▸ The data:
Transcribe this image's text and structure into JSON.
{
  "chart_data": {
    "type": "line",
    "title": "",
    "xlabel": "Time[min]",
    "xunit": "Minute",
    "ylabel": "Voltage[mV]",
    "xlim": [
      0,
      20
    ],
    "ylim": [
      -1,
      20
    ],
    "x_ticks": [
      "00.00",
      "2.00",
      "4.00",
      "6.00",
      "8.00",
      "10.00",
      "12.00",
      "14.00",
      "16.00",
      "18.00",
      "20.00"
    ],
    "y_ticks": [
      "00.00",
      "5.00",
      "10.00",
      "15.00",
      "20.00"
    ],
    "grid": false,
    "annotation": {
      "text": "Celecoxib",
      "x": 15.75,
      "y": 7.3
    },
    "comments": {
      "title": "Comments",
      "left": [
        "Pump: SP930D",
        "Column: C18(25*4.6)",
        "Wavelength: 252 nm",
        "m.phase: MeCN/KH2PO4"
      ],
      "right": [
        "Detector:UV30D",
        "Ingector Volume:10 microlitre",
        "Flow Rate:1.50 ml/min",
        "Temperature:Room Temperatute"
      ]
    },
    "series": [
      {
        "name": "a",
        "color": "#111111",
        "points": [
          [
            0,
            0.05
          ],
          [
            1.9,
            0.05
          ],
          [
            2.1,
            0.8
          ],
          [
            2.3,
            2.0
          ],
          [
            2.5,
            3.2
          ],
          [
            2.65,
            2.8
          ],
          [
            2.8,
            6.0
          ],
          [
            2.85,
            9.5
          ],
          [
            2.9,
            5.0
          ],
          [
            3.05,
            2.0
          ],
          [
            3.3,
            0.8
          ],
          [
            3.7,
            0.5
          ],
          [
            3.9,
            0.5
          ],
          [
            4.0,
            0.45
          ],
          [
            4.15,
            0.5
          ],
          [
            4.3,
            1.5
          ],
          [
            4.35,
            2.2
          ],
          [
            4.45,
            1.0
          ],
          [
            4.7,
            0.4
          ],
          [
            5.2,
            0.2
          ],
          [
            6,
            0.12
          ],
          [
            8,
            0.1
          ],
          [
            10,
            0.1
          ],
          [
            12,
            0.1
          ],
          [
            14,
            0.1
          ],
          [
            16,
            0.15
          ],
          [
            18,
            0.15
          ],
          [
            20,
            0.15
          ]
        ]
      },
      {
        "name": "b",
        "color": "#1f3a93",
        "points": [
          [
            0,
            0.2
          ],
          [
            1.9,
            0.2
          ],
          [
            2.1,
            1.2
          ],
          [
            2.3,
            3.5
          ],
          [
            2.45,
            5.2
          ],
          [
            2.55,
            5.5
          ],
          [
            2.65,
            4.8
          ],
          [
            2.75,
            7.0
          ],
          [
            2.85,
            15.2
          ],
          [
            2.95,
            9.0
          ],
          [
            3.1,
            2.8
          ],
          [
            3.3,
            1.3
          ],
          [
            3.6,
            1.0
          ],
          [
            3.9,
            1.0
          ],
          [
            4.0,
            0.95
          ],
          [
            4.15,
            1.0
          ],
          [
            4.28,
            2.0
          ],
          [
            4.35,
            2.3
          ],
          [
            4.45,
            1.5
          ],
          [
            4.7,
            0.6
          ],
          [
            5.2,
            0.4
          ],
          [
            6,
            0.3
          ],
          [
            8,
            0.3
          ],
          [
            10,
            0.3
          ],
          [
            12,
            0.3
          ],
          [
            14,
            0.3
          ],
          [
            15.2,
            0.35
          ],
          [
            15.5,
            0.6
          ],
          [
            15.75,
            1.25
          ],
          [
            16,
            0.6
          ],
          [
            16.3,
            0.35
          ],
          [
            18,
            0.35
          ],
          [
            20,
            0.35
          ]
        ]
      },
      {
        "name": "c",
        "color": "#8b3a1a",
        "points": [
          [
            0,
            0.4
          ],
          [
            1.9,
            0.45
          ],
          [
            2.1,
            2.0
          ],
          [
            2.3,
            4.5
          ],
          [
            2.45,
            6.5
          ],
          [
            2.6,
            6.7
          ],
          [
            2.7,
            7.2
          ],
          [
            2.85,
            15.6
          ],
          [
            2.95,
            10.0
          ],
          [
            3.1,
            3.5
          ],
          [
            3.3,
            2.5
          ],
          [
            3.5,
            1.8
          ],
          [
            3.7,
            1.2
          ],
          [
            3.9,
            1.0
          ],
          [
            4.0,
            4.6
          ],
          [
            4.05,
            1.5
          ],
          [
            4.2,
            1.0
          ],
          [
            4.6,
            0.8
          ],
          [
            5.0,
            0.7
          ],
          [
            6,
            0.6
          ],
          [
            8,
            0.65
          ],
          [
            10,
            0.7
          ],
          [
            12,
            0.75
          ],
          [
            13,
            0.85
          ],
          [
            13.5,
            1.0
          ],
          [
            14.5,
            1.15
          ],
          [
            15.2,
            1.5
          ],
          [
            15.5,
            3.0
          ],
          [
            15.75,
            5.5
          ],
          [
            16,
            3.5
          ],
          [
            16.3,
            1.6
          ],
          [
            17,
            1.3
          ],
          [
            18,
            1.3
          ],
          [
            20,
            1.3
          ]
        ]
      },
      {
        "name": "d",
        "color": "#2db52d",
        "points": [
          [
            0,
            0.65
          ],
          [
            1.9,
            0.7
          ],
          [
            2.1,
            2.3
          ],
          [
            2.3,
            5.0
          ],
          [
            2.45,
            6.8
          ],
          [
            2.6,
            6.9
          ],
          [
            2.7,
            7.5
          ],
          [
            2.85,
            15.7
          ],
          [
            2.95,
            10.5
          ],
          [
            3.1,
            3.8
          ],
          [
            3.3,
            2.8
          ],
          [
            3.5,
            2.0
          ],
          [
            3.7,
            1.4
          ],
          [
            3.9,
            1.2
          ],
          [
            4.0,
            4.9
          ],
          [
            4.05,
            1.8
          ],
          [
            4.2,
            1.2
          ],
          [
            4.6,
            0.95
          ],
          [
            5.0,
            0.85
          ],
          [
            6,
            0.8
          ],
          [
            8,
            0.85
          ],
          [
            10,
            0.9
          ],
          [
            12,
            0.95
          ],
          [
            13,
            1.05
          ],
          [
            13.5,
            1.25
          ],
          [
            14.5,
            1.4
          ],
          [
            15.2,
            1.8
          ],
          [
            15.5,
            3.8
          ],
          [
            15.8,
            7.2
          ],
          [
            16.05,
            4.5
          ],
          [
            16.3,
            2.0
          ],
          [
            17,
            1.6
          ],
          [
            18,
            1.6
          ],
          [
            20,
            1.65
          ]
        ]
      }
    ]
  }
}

▸ What is expected:
Pull out every line holding "text" from the records above, and copy it.

▸ Written response:
Transcribe this image's text and structure into JSON.
      "text": "Celecoxib",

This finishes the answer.